## Records for processing
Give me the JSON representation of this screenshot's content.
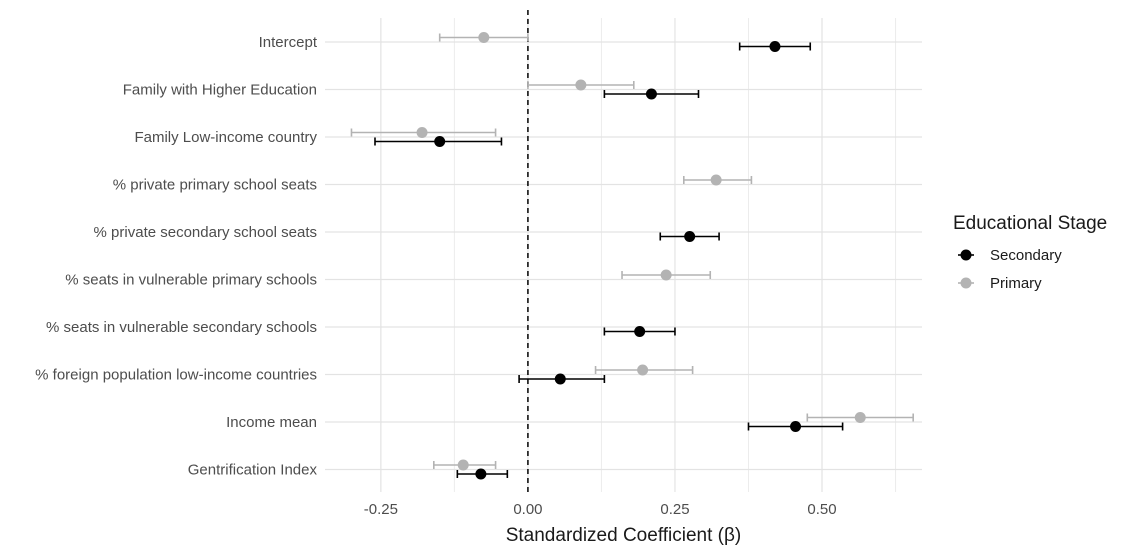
{
  "chart_data": {
    "type": "scatter",
    "subtype": "coefficient-plot-with-error-bars",
    "xlabel": "Standardized Coefficient (β)",
    "xlim": [
      -0.345,
      0.67
    ],
    "xticks": [
      -0.25,
      0.0,
      0.25,
      0.5
    ],
    "xtick_labels": [
      "-0.25",
      "0.00",
      "0.25",
      "0.50"
    ],
    "reference_line": {
      "x": 0,
      "style": "dashed",
      "color": "#000000"
    },
    "grid": true,
    "legend": {
      "title": "Educational Stage",
      "placement": "right"
    },
    "categories": [
      "Intercept",
      "Family with Higher Education",
      "Family Low-income country",
      "% private primary school seats",
      "% private secondary school seats",
      "% seats in vulnerable primary schools",
      "% seats in vulnerable secondary schools",
      "% foreign population low-income countries",
      "Income mean",
      "Gentrification Index"
    ],
    "series": [
      {
        "name": "Secondary",
        "color": "#000000",
        "points": [
          {
            "category": "Intercept",
            "estimate": 0.42,
            "lower": 0.36,
            "upper": 0.48
          },
          {
            "category": "Family with Higher Education",
            "estimate": 0.21,
            "lower": 0.13,
            "upper": 0.29
          },
          {
            "category": "Family Low-income country",
            "estimate": -0.15,
            "lower": -0.26,
            "upper": -0.045
          },
          {
            "category": "% private secondary school seats",
            "estimate": 0.275,
            "lower": 0.225,
            "upper": 0.325
          },
          {
            "category": "% seats in vulnerable secondary schools",
            "estimate": 0.19,
            "lower": 0.13,
            "upper": 0.25
          },
          {
            "category": "% foreign population low-income countries",
            "estimate": 0.055,
            "lower": -0.015,
            "upper": 0.13
          },
          {
            "category": "Income mean",
            "estimate": 0.455,
            "lower": 0.375,
            "upper": 0.535
          },
          {
            "category": "Gentrification Index",
            "estimate": -0.08,
            "lower": -0.12,
            "upper": -0.035
          }
        ]
      },
      {
        "name": "Primary",
        "color": "#b3b3b3",
        "points": [
          {
            "category": "Intercept",
            "estimate": -0.075,
            "lower": -0.15,
            "upper": 0.0
          },
          {
            "category": "Family with Higher Education",
            "estimate": 0.09,
            "lower": 0.0,
            "upper": 0.18
          },
          {
            "category": "Family Low-income country",
            "estimate": -0.18,
            "lower": -0.3,
            "upper": -0.055
          },
          {
            "category": "% private primary school seats",
            "estimate": 0.32,
            "lower": 0.265,
            "upper": 0.38
          },
          {
            "category": "% seats in vulnerable primary schools",
            "estimate": 0.235,
            "lower": 0.16,
            "upper": 0.31
          },
          {
            "category": "% foreign population low-income countries",
            "estimate": 0.195,
            "lower": 0.115,
            "upper": 0.28
          },
          {
            "category": "Income mean",
            "estimate": 0.565,
            "lower": 0.475,
            "upper": 0.655
          },
          {
            "category": "Gentrification Index",
            "estimate": -0.11,
            "lower": -0.16,
            "upper": -0.055
          }
        ]
      }
    ]
  }
}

## Task objective
Copy all lines in the listing above where the string "schools" appears.

## Exercise solution
      "% seats in vulnerable primary schools",
      "% seats in vulnerable secondary schools",
            "category": "% seats in vulnerable secondary schools",
            "category": "% seats in vulnerable primary schools",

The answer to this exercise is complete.